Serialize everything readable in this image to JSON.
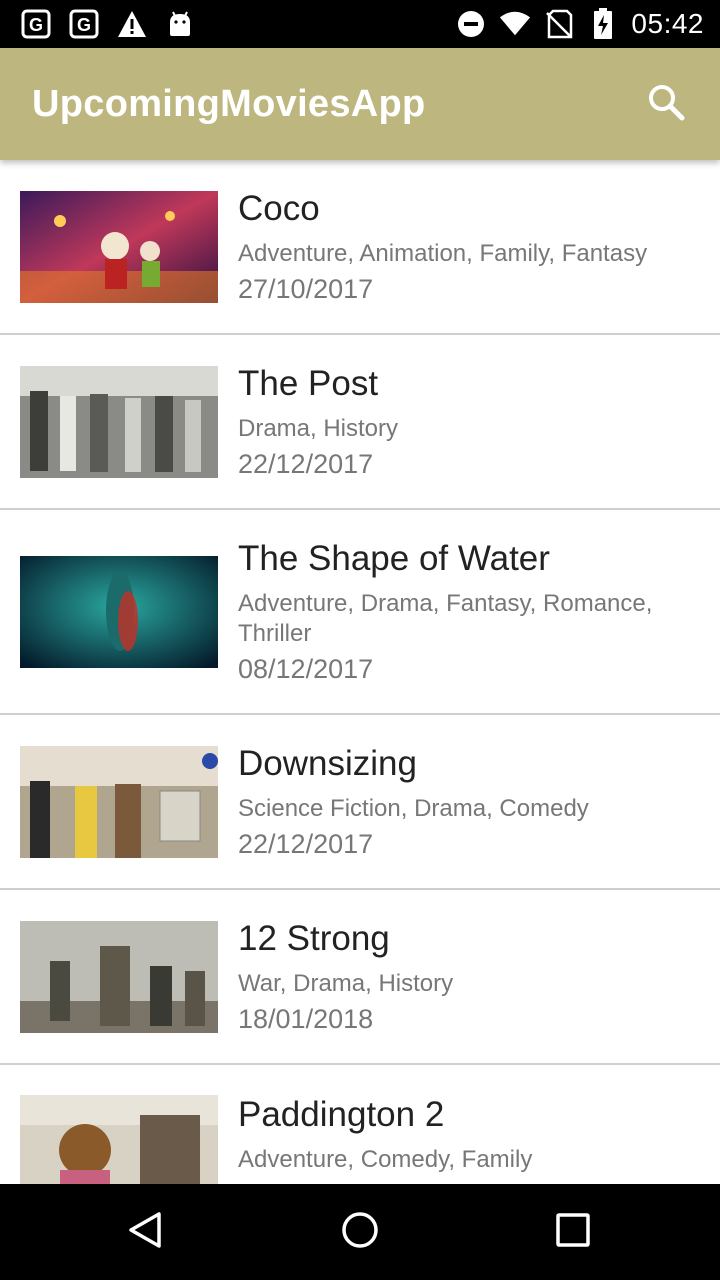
{
  "status_bar": {
    "time": "05:42",
    "left_icons": [
      "g-icon",
      "g-icon",
      "warning-icon",
      "android-icon"
    ],
    "right_icons": [
      "do-not-disturb-icon",
      "wifi-icon",
      "no-sim-icon",
      "battery-charging-icon"
    ]
  },
  "app_bar": {
    "title": "UpcomingMoviesApp",
    "background": "#bdb67e",
    "search_icon": "search-icon"
  },
  "movies": [
    {
      "title": "Coco",
      "genres": "Adventure, Animation, Family, Fantasy",
      "date": "27/10/2017"
    },
    {
      "title": "The Post",
      "genres": "Drama, History",
      "date": "22/12/2017"
    },
    {
      "title": "The Shape of Water",
      "genres": "Adventure, Drama, Fantasy, Romance, Thriller",
      "date": "08/12/2017"
    },
    {
      "title": "Downsizing",
      "genres": "Science Fiction, Drama, Comedy",
      "date": "22/12/2017"
    },
    {
      "title": "12 Strong",
      "genres": "War, Drama, History",
      "date": "18/01/2018"
    },
    {
      "title": "Paddington 2",
      "genres": "Adventure, Comedy, Family",
      "date": ""
    }
  ],
  "nav_bar": {
    "icons": [
      "back-icon",
      "home-icon",
      "recents-icon"
    ]
  }
}
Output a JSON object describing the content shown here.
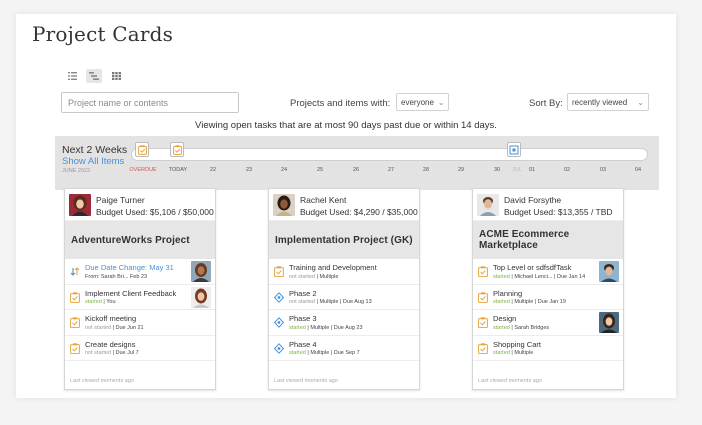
{
  "page": {
    "title": "Project Cards"
  },
  "view_icons": [
    "list-view-icon",
    "timeline-view-icon",
    "grid-view-icon"
  ],
  "search": {
    "placeholder": "Project name or contents",
    "value": ""
  },
  "filter": {
    "label": "Projects and items with:",
    "value": "everyone"
  },
  "sort": {
    "label": "Sort By:",
    "value": "recently viewed"
  },
  "viewing_text": "Viewing open tasks that are at most 90 days past due or within 14 days.",
  "timeline": {
    "title": "Next 2 Weeks",
    "show_all": "Show All Items",
    "year_label": "JUNE 2022",
    "ticks": [
      "OVERDUE",
      "TODAY",
      "22",
      "23",
      "24",
      "25",
      "26",
      "27",
      "28",
      "29",
      "30",
      "JUL",
      "01",
      "02",
      "03",
      "04"
    ]
  },
  "colors": {
    "accent": "#4a90d9",
    "overdue": "#d9534f",
    "started": "#7cb342",
    "task_icon": "#e8a33d",
    "phase_icon": "#4a90d9"
  },
  "cards": [
    {
      "owner": "Paige Turner",
      "budget": "Budget Used: $5,106 / $50,000",
      "project": "AdventureWorks Project",
      "tasks": [
        {
          "icon": "date-change-icon",
          "name": "Due Date Change: May 31",
          "sub_plain": "From: Sarah Bri... Feb 23"
        },
        {
          "icon": "task-icon",
          "name": "Implement Client Feedback",
          "status": "started",
          "meta": "| You"
        },
        {
          "icon": "task-icon",
          "name": "Kickoff meeting",
          "status": "not started",
          "meta": "| Due Jun 21"
        },
        {
          "icon": "task-icon",
          "name": "Create designs",
          "status": "not started",
          "meta": "| Due Jul 7"
        }
      ],
      "footer": "Last viewed moments ago"
    },
    {
      "owner": "Rachel Kent",
      "budget": "Budget Used: $4,290 / $35,000",
      "project": "Implementation Project (GK)",
      "tasks": [
        {
          "icon": "task-icon",
          "name": "Training and Development",
          "status": "not started",
          "meta": "| Multiple"
        },
        {
          "icon": "phase-icon",
          "name": "Phase 2",
          "status": "not started",
          "meta": "| Multiple | Due Aug 13"
        },
        {
          "icon": "phase-icon",
          "name": "Phase 3",
          "status": "started",
          "meta": "| Multiple | Due Aug 23"
        },
        {
          "icon": "phase-icon",
          "name": "Phase 4",
          "status": "started",
          "meta": "| Multiple | Due Sep 7"
        }
      ],
      "footer": "Last viewed moments ago"
    },
    {
      "owner": "David Forsythe",
      "budget": "Budget Used: $13,355 / TBD",
      "project": "ACME Ecommerce Marketplace",
      "tasks": [
        {
          "icon": "task-icon",
          "name": "Top Level or sdfsdfTask",
          "status": "started",
          "meta": "| Michael Lenci... | Due Jan 14"
        },
        {
          "icon": "task-icon",
          "name": "Planning",
          "status": "started",
          "meta": "| Multiple | Due Jan 19"
        },
        {
          "icon": "task-icon",
          "name": "Design",
          "status": "started",
          "meta": "| Sarah Bridges"
        },
        {
          "icon": "task-icon",
          "name": "Shopping Cart",
          "status": "started",
          "meta": "| Multiple"
        }
      ],
      "footer": "Last viewed moments ago"
    }
  ]
}
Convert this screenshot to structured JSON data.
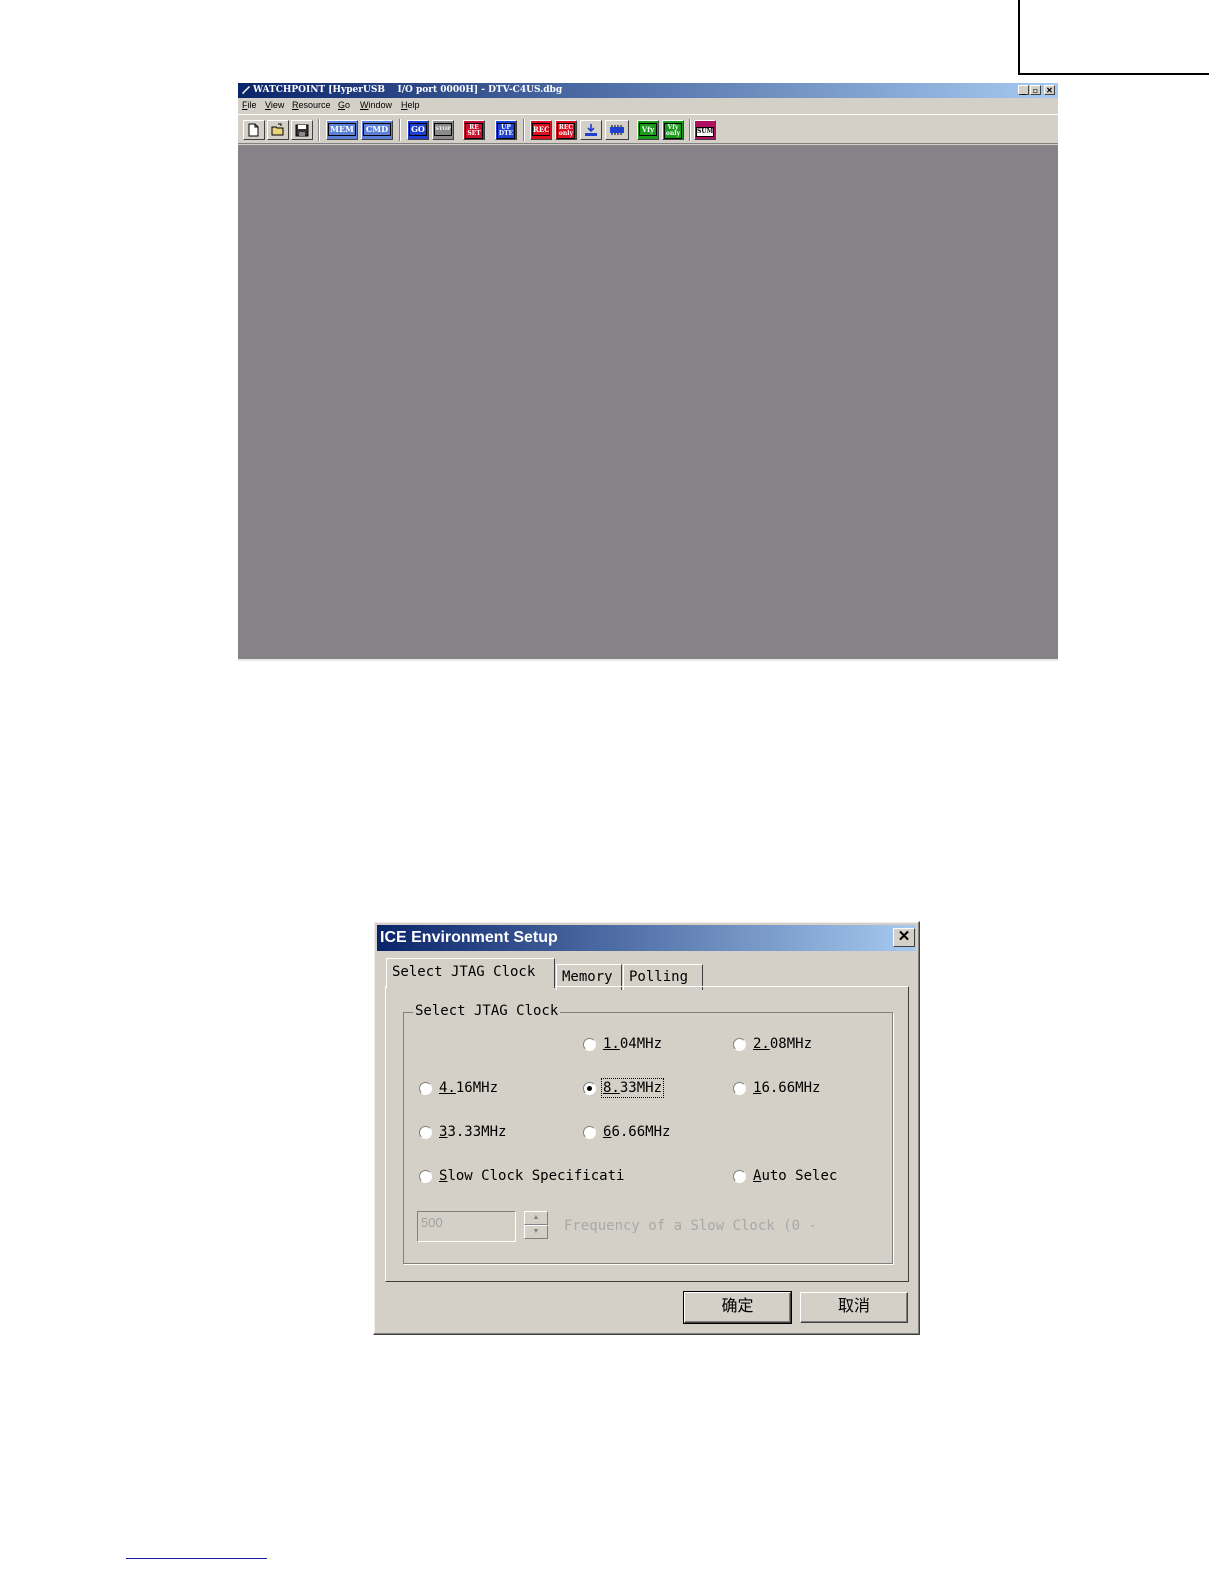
{
  "app": {
    "title": "WATCHPOINT [HyperUSB    I/O port 0000H] - DTV-C4US.dbg",
    "window_buttons": {
      "minimize": "_",
      "restore": "▫",
      "close": "✕"
    },
    "menu": [
      "File",
      "View",
      "Resource",
      "Go",
      "Window",
      "Help"
    ],
    "toolbar": {
      "mem": "MEM",
      "cmd": "CMD",
      "go": "GO",
      "stop": "STOP",
      "reset": "RE SET",
      "update": "UP DTE",
      "rec": "REC",
      "rec_only": "REC only",
      "vfy": "Vfy",
      "vfy_only": "Vfy only",
      "sum": "SUM"
    },
    "colors": {
      "titlebar": "#0a246a",
      "workspace": "#858387"
    }
  },
  "dialog": {
    "title": "ICE Environment Setup",
    "close": "✕",
    "tabs": [
      {
        "label": "Select JTAG Clock",
        "active": true
      },
      {
        "label": "Memory",
        "active": false
      },
      {
        "label": "Polling",
        "active": false
      }
    ],
    "group_title": "Select JTAG Clock",
    "radios": [
      {
        "label": "1.04MHz",
        "checked": false
      },
      {
        "label": "2.08MHz",
        "checked": false
      },
      {
        "label": "4.16MHz",
        "checked": false
      },
      {
        "label": "8.33MHz",
        "checked": true
      },
      {
        "label": "16.66MHz",
        "checked": false
      },
      {
        "label": "33.33MHz",
        "checked": false
      },
      {
        "label": "66.66MHz",
        "checked": false
      },
      {
        "label": "Slow Clock Specificati",
        "checked": false
      },
      {
        "label": "Auto Selec",
        "checked": false
      }
    ],
    "slow_clock_value": "500",
    "slow_clock_label": "Frequency of a Slow Clock (0 -",
    "spinner": {
      "up": "▲",
      "down": "▼"
    },
    "ok_label": "确定",
    "cancel_label": "取消"
  }
}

^^^^^^^^

▸ **Task**
Copy the whole listing above word for word but do not carry over the pictures.

▸ **Exercise output**
Serialize everything readable in this image to JSON.
{
  "status_bar": {
    "time": "05:42",
    "left_icons": [
      "g-icon",
      "g-icon",
      "warning-icon",
      "android-icon"
    ],
    "right_icons": [
      "do-not-disturb-icon",
      "wifi-icon",
      "no-sim-icon",
      "battery-charging-icon"
    ]
  },
  "app_bar": {
    "title": "UpcomingMoviesApp",
    "background": "#bdb67e",
    "search_icon": "search-icon"
  },
  "movies": [
    {
      "title": "Coco",
      "genres": "Adventure, Animation, Family, Fantasy",
      "date": "27/10/2017"
    },
    {
      "title": "The Post",
      "genres": "Drama, History",
      "date": "22/12/2017"
    },
    {
      "title": "The Shape of Water",
      "genres": "Adventure, Drama, Fantasy, Romance, Thriller",
      "date": "08/12/2017"
    },
    {
      "title": "Downsizing",
      "genres": "Science Fiction, Drama, Comedy",
      "date": "22/12/2017"
    },
    {
      "title": "12 Strong",
      "genres": "War, Drama, History",
      "date": "18/01/2018"
    },
    {
      "title": "Paddington 2",
      "genres": "Adventure, Comedy, Family",
      "date": ""
    }
  ],
  "nav_bar": {
    "icons": [
      "back-icon",
      "home-icon",
      "recents-icon"
    ]
  }
}
Output a JSON object describing the content shown here.
{
  "page": {
    "title": "Project Cards"
  },
  "view_icons": [
    "list-view-icon",
    "timeline-view-icon",
    "grid-view-icon"
  ],
  "search": {
    "placeholder": "Project name or contents",
    "value": ""
  },
  "filter": {
    "label": "Projects and items with:",
    "value": "everyone"
  },
  "sort": {
    "label": "Sort By:",
    "value": "recently viewed"
  },
  "viewing_text": "Viewing open tasks that are at most 90 days past due or within 14 days.",
  "timeline": {
    "title": "Next 2 Weeks",
    "show_all": "Show All Items",
    "year_label": "JUNE 2022",
    "ticks": [
      "OVERDUE",
      "TODAY",
      "22",
      "23",
      "24",
      "25",
      "26",
      "27",
      "28",
      "29",
      "30",
      "JUL",
      "01",
      "02",
      "03",
      "04"
    ]
  },
  "colors": {
    "accent": "#4a90d9",
    "overdue": "#d9534f",
    "started": "#7cb342",
    "task_icon": "#e8a33d",
    "phase_icon": "#4a90d9"
  },
  "cards": [
    {
      "owner": "Paige Turner",
      "budget": "Budget Used: $5,106 / $50,000",
      "project": "AdventureWorks Project",
      "tasks": [
        {
          "icon": "date-change-icon",
          "name": "Due Date Change: May 31",
          "sub_plain": "From: Sarah Bri... Feb 23"
        },
        {
          "icon": "task-icon",
          "name": "Implement Client Feedback",
          "status": "started",
          "meta": "| You"
        },
        {
          "icon": "task-icon",
          "name": "Kickoff meeting",
          "status": "not started",
          "meta": "| Due Jun 21"
        },
        {
          "icon": "task-icon",
          "name": "Create designs",
          "status": "not started",
          "meta": "| Due Jul 7"
        }
      ],
      "footer": "Last viewed moments ago"
    },
    {
      "owner": "Rachel Kent",
      "budget": "Budget Used: $4,290 / $35,000",
      "project": "Implementation Project (GK)",
      "tasks": [
        {
          "icon": "task-icon",
          "name": "Training and Development",
          "status": "not started",
          "meta": "| Multiple"
        },
        {
          "icon": "phase-icon",
          "name": "Phase 2",
          "status": "not started",
          "meta": "| Multiple | Due Aug 13"
        },
        {
          "icon": "phase-icon",
          "name": "Phase 3",
          "status": "started",
          "meta": "| Multiple | Due Aug 23"
        },
        {
          "icon": "phase-icon",
          "name": "Phase 4",
          "status": "started",
          "meta": "| Multiple | Due Sep 7"
        }
      ],
      "footer": "Last viewed moments ago"
    },
    {
      "owner": "David Forsythe",
      "budget": "Budget Used: $13,355 / TBD",
      "project": "ACME Ecommerce Marketplace",
      "tasks": [
        {
          "icon": "task-icon",
          "name": "Top Level or sdfsdfTask",
          "status": "started",
          "meta": "| Michael Lenci... | Due Jan 14"
        },
        {
          "icon": "task-icon",
          "name": "Planning",
          "status": "started",
          "meta": "| Multiple | Due Jan 19"
        },
        {
          "icon": "task-icon",
          "name": "Design",
          "status": "started",
          "meta": "| Sarah Bridges"
        },
        {
          "icon": "task-icon",
          "name": "Shopping Cart",
          "status": "started",
          "meta": "| Multiple"
        }
      ],
      "footer": "Last viewed moments ago"
    }
  ]
}
Convert this screenshot to structured JSON data.
{
  "app": {
    "title": "WATCHPOINT [HyperUSB    I/O port 0000H] - DTV-C4US.dbg",
    "window_buttons": {
      "minimize": "_",
      "restore": "▫",
      "close": "✕"
    },
    "menu": [
      "File",
      "View",
      "Resource",
      "Go",
      "Window",
      "Help"
    ],
    "toolbar": {
      "mem": "MEM",
      "cmd": "CMD",
      "go": "GO",
      "stop": "STOP",
      "reset": "RE SET",
      "update": "UP DTE",
      "rec": "REC",
      "rec_only": "REC only",
      "vfy": "Vfy",
      "vfy_only": "Vfy only",
      "sum": "SUM"
    },
    "colors": {
      "titlebar": "#0a246a",
      "workspace": "#858387"
    }
  },
  "dialog": {
    "title": "ICE Environment Setup",
    "close": "✕",
    "tabs": [
      {
        "label": "Select JTAG Clock",
        "active": true
      },
      {
        "label": "Memory",
        "active": false
      },
      {
        "label": "Polling",
        "active": false
      }
    ],
    "group_title": "Select JTAG Clock",
    "radios": [
      {
        "label": "1.04MHz",
        "checked": false
      },
      {
        "label": "2.08MHz",
        "checked": false
      },
      {
        "label": "4.16MHz",
        "checked": false
      },
      {
        "label": "8.33MHz",
        "checked": true
      },
      {
        "label": "16.66MHz",
        "checked": false
      },
      {
        "label": "33.33MHz",
        "checked": false
      },
      {
        "label": "66.66MHz",
        "checked": false
      },
      {
        "label": "Slow Clock Specificati",
        "checked": false
      },
      {
        "label": "Auto Selec",
        "checked": false
      }
    ],
    "slow_clock_value": "500",
    "slow_clock_label": "Frequency of a Slow Clock (0 -",
    "spinner": {
      "up": "▲",
      "down": "▼"
    },
    "ok_label": "确定",
    "cancel_label": "取消"
  }
}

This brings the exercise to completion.